> **TASK DIRECTIONS**
Pick out the lines below that contain the string "Zeit" and copy them all.

Saved data entries:
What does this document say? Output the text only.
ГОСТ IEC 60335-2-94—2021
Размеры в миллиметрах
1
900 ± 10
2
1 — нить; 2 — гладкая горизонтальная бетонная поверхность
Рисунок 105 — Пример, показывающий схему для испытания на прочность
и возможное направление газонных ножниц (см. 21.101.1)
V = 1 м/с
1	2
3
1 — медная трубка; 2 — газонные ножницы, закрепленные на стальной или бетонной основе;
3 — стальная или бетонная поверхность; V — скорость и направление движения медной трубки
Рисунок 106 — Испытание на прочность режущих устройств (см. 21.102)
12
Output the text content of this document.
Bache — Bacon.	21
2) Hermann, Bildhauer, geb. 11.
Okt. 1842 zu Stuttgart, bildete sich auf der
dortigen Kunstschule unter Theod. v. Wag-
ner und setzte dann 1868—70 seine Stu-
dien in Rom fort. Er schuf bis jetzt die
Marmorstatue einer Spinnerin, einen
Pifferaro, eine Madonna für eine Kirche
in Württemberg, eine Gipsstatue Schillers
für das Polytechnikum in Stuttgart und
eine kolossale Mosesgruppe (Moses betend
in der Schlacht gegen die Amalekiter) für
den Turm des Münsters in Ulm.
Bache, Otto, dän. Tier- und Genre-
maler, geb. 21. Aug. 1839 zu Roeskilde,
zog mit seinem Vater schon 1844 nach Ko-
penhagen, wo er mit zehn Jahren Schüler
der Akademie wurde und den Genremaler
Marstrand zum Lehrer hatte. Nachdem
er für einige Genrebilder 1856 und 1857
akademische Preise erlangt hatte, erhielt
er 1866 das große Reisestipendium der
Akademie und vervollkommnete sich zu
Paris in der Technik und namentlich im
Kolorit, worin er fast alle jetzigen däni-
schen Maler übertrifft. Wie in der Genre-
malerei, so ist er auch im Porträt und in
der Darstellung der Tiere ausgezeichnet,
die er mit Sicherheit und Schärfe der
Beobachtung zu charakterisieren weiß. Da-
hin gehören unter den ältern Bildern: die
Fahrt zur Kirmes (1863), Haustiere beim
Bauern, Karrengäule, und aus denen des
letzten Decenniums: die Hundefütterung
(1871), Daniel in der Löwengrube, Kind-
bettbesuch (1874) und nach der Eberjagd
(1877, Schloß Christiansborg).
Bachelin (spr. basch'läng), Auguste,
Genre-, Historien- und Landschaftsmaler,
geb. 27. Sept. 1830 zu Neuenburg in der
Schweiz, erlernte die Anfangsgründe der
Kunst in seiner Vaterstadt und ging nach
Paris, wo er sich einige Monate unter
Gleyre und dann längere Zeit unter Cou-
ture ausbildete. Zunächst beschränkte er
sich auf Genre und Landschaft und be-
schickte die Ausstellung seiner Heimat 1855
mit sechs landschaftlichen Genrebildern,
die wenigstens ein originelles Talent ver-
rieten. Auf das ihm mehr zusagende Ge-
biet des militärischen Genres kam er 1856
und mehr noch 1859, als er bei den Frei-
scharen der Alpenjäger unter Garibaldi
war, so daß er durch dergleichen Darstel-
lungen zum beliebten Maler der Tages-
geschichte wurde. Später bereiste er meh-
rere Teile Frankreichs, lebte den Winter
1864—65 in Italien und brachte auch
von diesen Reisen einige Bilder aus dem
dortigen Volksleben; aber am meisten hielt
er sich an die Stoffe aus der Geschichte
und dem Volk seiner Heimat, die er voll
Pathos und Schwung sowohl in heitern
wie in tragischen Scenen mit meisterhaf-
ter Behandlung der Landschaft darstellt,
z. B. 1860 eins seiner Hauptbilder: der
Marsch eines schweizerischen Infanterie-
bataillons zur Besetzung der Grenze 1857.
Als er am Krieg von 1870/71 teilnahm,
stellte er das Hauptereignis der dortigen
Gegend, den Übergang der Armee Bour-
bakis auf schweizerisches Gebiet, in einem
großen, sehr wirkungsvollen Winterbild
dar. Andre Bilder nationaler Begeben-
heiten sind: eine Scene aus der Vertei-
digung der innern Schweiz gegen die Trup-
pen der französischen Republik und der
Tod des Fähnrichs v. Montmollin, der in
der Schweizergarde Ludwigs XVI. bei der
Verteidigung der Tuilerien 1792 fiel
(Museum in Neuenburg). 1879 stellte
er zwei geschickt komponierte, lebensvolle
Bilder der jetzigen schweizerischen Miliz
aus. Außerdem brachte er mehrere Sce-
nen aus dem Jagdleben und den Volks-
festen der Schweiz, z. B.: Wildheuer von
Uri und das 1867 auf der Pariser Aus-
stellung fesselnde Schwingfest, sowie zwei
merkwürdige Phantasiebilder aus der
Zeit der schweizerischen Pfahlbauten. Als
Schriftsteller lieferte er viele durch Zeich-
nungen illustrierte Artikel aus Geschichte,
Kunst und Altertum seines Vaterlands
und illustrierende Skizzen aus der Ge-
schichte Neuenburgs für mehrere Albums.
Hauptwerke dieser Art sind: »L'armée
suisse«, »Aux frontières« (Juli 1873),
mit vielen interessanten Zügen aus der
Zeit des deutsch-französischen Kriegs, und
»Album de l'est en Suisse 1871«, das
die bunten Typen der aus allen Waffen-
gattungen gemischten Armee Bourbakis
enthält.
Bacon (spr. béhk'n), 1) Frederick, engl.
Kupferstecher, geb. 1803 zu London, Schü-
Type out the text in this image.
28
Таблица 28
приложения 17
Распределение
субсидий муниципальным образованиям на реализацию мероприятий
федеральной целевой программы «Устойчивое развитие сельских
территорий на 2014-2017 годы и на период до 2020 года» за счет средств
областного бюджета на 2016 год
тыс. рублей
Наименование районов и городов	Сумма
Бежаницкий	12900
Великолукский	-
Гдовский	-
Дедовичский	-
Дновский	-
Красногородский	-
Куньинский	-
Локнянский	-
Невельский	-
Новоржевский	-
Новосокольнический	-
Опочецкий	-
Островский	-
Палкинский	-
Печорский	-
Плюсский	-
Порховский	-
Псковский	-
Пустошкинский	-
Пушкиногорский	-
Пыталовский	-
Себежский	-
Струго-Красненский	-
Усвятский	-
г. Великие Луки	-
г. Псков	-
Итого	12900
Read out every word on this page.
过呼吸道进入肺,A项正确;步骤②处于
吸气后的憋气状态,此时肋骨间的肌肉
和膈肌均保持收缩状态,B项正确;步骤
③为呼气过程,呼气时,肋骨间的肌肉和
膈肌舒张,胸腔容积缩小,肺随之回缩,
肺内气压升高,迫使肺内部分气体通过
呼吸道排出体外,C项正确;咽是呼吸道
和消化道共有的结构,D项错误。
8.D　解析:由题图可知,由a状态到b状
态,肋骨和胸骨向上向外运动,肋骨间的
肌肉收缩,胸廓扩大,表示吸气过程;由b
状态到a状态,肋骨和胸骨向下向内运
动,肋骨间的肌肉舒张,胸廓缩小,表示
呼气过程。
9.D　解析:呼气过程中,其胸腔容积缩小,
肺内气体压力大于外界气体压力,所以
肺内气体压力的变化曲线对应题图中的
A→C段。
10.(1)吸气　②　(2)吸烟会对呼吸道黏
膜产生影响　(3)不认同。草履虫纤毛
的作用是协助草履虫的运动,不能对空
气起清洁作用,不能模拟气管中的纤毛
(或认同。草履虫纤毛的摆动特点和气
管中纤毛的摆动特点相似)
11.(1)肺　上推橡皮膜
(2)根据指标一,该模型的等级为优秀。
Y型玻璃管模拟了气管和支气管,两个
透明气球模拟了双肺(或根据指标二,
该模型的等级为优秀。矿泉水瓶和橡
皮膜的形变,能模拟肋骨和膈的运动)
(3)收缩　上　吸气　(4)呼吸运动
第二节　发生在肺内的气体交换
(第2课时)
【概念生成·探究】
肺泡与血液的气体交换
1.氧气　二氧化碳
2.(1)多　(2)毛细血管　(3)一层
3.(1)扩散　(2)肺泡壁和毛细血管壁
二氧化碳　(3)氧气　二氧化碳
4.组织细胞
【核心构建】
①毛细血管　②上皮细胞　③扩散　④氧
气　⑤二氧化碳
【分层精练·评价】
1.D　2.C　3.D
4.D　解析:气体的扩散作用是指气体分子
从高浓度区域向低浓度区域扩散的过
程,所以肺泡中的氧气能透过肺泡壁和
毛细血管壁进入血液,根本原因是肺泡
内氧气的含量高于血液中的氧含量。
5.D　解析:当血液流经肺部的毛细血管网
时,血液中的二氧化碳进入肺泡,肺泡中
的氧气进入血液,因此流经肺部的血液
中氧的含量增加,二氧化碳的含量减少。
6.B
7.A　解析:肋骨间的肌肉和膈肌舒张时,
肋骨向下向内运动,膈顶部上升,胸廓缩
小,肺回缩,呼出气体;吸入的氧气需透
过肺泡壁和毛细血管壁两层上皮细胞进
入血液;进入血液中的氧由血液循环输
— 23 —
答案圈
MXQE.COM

> **EXERCISE RESPONSE**
Gleyre und dann längere Zeit unter Cou-
Zeit der schweizerischen Pfahlbauten. Als
Zeit des deutsch-französischen Kriegs, und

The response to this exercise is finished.